■ Input data
..........
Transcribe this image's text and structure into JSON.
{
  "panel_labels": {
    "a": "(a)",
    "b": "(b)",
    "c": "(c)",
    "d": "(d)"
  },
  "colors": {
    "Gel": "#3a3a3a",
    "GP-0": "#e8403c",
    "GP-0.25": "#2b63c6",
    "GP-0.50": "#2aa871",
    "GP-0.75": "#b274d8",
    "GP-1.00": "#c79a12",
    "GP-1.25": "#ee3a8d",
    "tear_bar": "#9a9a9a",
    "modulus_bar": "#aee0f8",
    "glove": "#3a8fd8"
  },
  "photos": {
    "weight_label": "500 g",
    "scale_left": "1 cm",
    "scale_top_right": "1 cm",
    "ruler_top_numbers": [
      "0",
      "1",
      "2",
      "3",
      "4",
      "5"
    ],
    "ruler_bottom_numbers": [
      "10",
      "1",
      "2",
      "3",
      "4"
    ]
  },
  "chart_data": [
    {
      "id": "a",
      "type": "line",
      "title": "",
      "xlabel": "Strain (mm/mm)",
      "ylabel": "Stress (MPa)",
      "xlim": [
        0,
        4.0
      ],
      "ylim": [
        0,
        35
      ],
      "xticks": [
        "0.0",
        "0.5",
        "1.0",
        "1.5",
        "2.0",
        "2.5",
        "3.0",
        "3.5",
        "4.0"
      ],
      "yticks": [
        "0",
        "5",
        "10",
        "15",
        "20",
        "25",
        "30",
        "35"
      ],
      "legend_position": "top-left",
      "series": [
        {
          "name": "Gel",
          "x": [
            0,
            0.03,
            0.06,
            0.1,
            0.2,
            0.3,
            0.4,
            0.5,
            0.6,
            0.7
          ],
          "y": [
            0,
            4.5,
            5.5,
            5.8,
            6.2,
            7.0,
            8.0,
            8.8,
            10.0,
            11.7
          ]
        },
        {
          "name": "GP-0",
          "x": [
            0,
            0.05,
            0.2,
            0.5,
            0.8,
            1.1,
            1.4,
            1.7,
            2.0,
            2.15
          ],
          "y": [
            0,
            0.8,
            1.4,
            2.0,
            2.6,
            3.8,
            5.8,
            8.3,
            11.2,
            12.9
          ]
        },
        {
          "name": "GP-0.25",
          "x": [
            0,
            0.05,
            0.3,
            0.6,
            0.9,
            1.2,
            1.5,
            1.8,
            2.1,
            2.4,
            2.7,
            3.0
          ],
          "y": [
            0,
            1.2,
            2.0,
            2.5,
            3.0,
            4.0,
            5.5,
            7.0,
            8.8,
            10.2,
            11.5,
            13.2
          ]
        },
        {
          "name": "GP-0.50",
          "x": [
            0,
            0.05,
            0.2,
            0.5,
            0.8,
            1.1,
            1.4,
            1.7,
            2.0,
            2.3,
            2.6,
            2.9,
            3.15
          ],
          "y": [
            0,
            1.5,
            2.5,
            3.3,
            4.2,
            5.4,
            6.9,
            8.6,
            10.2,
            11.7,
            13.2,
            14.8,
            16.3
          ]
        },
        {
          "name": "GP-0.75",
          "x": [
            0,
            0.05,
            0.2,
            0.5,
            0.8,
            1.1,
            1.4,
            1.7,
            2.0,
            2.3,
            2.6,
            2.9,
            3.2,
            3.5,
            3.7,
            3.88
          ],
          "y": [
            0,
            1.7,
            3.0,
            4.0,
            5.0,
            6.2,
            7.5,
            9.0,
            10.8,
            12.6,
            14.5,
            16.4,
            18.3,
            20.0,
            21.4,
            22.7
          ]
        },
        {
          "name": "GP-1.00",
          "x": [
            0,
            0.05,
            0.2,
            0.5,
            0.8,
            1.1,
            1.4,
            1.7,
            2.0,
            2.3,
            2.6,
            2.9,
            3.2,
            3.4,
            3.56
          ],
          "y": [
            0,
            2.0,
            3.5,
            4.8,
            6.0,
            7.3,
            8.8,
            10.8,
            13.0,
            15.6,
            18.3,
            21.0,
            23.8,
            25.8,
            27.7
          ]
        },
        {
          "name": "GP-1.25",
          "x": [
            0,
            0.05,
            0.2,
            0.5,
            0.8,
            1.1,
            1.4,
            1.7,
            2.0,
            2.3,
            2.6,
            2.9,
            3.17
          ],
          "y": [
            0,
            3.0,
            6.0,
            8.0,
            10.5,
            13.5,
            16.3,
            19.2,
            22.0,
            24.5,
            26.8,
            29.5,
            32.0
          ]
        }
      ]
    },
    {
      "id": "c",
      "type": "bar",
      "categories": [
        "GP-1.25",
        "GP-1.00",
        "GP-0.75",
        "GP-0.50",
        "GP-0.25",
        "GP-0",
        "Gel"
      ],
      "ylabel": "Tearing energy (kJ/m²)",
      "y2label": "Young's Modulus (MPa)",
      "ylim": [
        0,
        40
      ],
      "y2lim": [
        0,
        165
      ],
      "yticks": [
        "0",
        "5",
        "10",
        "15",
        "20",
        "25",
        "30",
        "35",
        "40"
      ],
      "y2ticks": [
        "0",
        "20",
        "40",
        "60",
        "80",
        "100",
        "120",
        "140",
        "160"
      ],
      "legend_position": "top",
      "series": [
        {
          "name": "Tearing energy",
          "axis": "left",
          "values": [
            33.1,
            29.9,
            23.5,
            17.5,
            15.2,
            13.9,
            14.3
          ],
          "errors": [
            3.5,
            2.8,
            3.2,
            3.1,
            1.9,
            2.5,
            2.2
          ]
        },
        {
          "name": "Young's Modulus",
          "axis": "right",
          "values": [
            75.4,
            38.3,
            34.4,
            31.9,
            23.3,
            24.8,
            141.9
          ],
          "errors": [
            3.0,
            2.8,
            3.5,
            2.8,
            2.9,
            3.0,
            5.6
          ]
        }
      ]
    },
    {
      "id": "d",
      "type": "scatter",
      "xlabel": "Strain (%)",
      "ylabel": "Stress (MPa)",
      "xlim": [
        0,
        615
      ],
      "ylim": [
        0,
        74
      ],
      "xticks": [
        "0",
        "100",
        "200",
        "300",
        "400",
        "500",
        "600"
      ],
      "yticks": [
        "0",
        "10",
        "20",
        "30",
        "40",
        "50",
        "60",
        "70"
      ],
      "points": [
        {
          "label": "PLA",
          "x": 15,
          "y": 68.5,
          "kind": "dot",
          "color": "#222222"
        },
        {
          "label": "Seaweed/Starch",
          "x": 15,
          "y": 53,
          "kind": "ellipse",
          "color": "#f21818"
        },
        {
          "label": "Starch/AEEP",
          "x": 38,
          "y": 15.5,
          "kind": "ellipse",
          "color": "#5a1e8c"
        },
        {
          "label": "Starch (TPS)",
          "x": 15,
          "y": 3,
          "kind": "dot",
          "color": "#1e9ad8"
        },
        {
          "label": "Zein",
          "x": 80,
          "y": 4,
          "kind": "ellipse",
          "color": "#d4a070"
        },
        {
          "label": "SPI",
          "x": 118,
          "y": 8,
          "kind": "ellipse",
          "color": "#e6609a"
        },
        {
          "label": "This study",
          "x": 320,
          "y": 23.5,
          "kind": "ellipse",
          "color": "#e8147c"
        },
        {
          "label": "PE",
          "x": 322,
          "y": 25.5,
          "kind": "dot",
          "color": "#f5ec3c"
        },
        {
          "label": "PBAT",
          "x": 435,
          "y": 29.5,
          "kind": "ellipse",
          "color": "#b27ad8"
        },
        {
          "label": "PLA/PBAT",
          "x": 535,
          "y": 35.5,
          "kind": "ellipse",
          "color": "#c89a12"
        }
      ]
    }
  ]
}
..........
■ Aim
Repeat the whole listing exactly, keeping every line intact.

■ Exercise response
Transcribe this image's text and structure into JSON.
{
  "panel_labels": {
    "a": "(a)",
    "b": "(b)",
    "c": "(c)",
    "d": "(d)"
  },
  "colors": {
    "Gel": "#3a3a3a",
    "GP-0": "#e8403c",
    "GP-0.25": "#2b63c6",
    "GP-0.50": "#2aa871",
    "GP-0.75": "#b274d8",
    "GP-1.00": "#c79a12",
    "GP-1.25": "#ee3a8d",
    "tear_bar": "#9a9a9a",
    "modulus_bar": "#aee0f8",
    "glove": "#3a8fd8"
  },
  "photos": {
    "weight_label": "500 g",
    "scale_left": "1 cm",
    "scale_top_right": "1 cm",
    "ruler_top_numbers": [
      "0",
      "1",
      "2",
      "3",
      "4",
      "5"
    ],
    "ruler_bottom_numbers": [
      "10",
      "1",
      "2",
      "3",
      "4"
    ]
  },
  "chart_data": [
    {
      "id": "a",
      "type": "line",
      "title": "",
      "xlabel": "Strain (mm/mm)",
      "ylabel": "Stress (MPa)",
      "xlim": [
        0,
        4.0
      ],
      "ylim": [
        0,
        35
      ],
      "xticks": [
        "0.0",
        "0.5",
        "1.0",
        "1.5",
        "2.0",
        "2.5",
        "3.0",
        "3.5",
        "4.0"
      ],
      "yticks": [
        "0",
        "5",
        "10",
        "15",
        "20",
        "25",
        "30",
        "35"
      ],
      "legend_position": "top-left",
      "series": [
        {
          "name": "Gel",
          "x": [
            0,
            0.03,
            0.06,
            0.1,
            0.2,
            0.3,
            0.4,
            0.5,
            0.6,
            0.7
          ],
          "y": [
            0,
            4.5,
            5.5,
            5.8,
            6.2,
            7.0,
            8.0,
            8.8,
            10.0,
            11.7
          ]
        },
        {
          "name": "GP-0",
          "x": [
            0,
            0.05,
            0.2,
            0.5,
            0.8,
            1.1,
            1.4,
            1.7,
            2.0,
            2.15
          ],
          "y": [
            0,
            0.8,
            1.4,
            2.0,
            2.6,
            3.8,
            5.8,
            8.3,
            11.2,
            12.9
          ]
        },
        {
          "name": "GP-0.25",
          "x": [
            0,
            0.05,
            0.3,
            0.6,
            0.9,
            1.2,
            1.5,
            1.8,
            2.1,
            2.4,
            2.7,
            3.0
          ],
          "y": [
            0,
            1.2,
            2.0,
            2.5,
            3.0,
            4.0,
            5.5,
            7.0,
            8.8,
            10.2,
            11.5,
            13.2
          ]
        },
        {
          "name": "GP-0.50",
          "x": [
            0,
            0.05,
            0.2,
            0.5,
            0.8,
            1.1,
            1.4,
            1.7,
            2.0,
            2.3,
            2.6,
            2.9,
            3.15
          ],
          "y": [
            0,
            1.5,
            2.5,
            3.3,
            4.2,
            5.4,
            6.9,
            8.6,
            10.2,
            11.7,
            13.2,
            14.8,
            16.3
          ]
        },
        {
          "name": "GP-0.75",
          "x": [
            0,
            0.05,
            0.2,
            0.5,
            0.8,
            1.1,
            1.4,
            1.7,
            2.0,
            2.3,
            2.6,
            2.9,
            3.2,
            3.5,
            3.7,
            3.88
          ],
          "y": [
            0,
            1.7,
            3.0,
            4.0,
            5.0,
            6.2,
            7.5,
            9.0,
            10.8,
            12.6,
            14.5,
            16.4,
            18.3,
            20.0,
            21.4,
            22.7
          ]
        },
        {
          "name": "GP-1.00",
          "x": [
            0,
            0.05,
            0.2,
            0.5,
            0.8,
            1.1,
            1.4,
            1.7,
            2.0,
            2.3,
            2.6,
            2.9,
            3.2,
            3.4,
            3.56
          ],
          "y": [
            0,
            2.0,
            3.5,
            4.8,
            6.0,
            7.3,
            8.8,
            10.8,
            13.0,
            15.6,
            18.3,
            21.0,
            23.8,
            25.8,
            27.7
          ]
        },
        {
          "name": "GP-1.25",
          "x": [
            0,
            0.05,
            0.2,
            0.5,
            0.8,
            1.1,
            1.4,
            1.7,
            2.0,
            2.3,
            2.6,
            2.9,
            3.17
          ],
          "y": [
            0,
            3.0,
            6.0,
            8.0,
            10.5,
            13.5,
            16.3,
            19.2,
            22.0,
            24.5,
            26.8,
            29.5,
            32.0
          ]
        }
      ]
    },
    {
      "id": "c",
      "type": "bar",
      "categories": [
        "GP-1.25",
        "GP-1.00",
        "GP-0.75",
        "GP-0.50",
        "GP-0.25",
        "GP-0",
        "Gel"
      ],
      "ylabel": "Tearing energy (kJ/m²)",
      "y2label": "Young's Modulus (MPa)",
      "ylim": [
        0,
        40
      ],
      "y2lim": [
        0,
        165
      ],
      "yticks": [
        "0",
        "5",
        "10",
        "15",
        "20",
        "25",
        "30",
        "35",
        "40"
      ],
      "y2ticks": [
        "0",
        "20",
        "40",
        "60",
        "80",
        "100",
        "120",
        "140",
        "160"
      ],
      "legend_position": "top",
      "series": [
        {
          "name": "Tearing energy",
          "axis": "left",
          "values": [
            33.1,
            29.9,
            23.5,
            17.5,
            15.2,
            13.9,
            14.3
          ],
          "errors": [
            3.5,
            2.8,
            3.2,
            3.1,
            1.9,
            2.5,
            2.2
          ]
        },
        {
          "name": "Young's Modulus",
          "axis": "right",
          "values": [
            75.4,
            38.3,
            34.4,
            31.9,
            23.3,
            24.8,
            141.9
          ],
          "errors": [
            3.0,
            2.8,
            3.5,
            2.8,
            2.9,
            3.0,
            5.6
          ]
        }
      ]
    },
    {
      "id": "d",
      "type": "scatter",
      "xlabel": "Strain (%)",
      "ylabel": "Stress (MPa)",
      "xlim": [
        0,
        615
      ],
      "ylim": [
        0,
        74
      ],
      "xticks": [
        "0",
        "100",
        "200",
        "300",
        "400",
        "500",
        "600"
      ],
      "yticks": [
        "0",
        "10",
        "20",
        "30",
        "40",
        "50",
        "60",
        "70"
      ],
      "points": [
        {
          "label": "PLA",
          "x": 15,
          "y": 68.5,
          "kind": "dot",
          "color": "#222222"
        },
        {
          "label": "Seaweed/Starch",
          "x": 15,
          "y": 53,
          "kind": "ellipse",
          "color": "#f21818"
        },
        {
          "label": "Starch/AEEP",
          "x": 38,
          "y": 15.5,
          "kind": "ellipse",
          "color": "#5a1e8c"
        },
        {
          "label": "Starch (TPS)",
          "x": 15,
          "y": 3,
          "kind": "dot",
          "color": "#1e9ad8"
        },
        {
          "label": "Zein",
          "x": 80,
          "y": 4,
          "kind": "ellipse",
          "color": "#d4a070"
        },
        {
          "label": "SPI",
          "x": 118,
          "y": 8,
          "kind": "ellipse",
          "color": "#e6609a"
        },
        {
          "label": "This study",
          "x": 320,
          "y": 23.5,
          "kind": "ellipse",
          "color": "#e8147c"
        },
        {
          "label": "PE",
          "x": 322,
          "y": 25.5,
          "kind": "dot",
          "color": "#f5ec3c"
        },
        {
          "label": "PBAT",
          "x": 435,
          "y": 29.5,
          "kind": "ellipse",
          "color": "#b27ad8"
        },
        {
          "label": "PLA/PBAT",
          "x": 535,
          "y": 35.5,
          "kind": "ellipse",
          "color": "#c89a12"
        }
      ]
    }
  ]
}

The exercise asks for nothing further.